* begin *

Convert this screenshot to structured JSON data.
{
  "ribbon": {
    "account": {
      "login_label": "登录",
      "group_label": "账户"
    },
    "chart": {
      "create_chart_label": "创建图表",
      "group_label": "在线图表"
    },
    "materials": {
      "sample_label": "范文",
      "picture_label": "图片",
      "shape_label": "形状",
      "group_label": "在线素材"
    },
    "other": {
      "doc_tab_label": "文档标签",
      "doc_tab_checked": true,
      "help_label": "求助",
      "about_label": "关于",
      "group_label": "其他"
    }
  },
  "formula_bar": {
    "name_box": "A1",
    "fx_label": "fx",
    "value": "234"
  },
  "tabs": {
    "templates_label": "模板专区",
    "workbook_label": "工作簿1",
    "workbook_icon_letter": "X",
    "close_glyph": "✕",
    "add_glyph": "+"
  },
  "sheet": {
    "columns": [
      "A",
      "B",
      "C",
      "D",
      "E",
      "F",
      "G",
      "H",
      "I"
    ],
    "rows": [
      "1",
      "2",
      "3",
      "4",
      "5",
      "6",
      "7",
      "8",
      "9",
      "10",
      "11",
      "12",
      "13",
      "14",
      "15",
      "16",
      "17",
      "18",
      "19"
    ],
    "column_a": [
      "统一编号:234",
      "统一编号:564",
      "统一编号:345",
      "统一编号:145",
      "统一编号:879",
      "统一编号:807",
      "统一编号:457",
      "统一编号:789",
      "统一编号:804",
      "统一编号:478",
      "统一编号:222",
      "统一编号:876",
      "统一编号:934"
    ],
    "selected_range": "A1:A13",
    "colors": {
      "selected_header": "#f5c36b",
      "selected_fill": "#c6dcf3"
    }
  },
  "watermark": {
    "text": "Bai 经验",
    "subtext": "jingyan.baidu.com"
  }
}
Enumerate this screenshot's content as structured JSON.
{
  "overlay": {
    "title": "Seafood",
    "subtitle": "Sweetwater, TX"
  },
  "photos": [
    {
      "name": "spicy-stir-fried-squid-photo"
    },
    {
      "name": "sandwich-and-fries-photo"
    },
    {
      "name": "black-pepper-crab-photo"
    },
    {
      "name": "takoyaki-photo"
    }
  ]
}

* end *

Task brief
Write out once more the lines above beginning at the line with "Enumerate this screenshot's"; continue through the final line and stop there.

In response
Enumerate this screenshot's content as structured JSON.
{
  "overlay": {
    "title": "Seafood",
    "subtitle": "Sweetwater, TX"
  },
  "photos": [
    {
      "name": "spicy-stir-fried-squid-photo"
    },
    {
      "name": "sandwich-and-fries-photo"
    },
    {
      "name": "black-pepper-crab-photo"
    },
    {
      "name": "takoyaki-photo"
    }
  ]
}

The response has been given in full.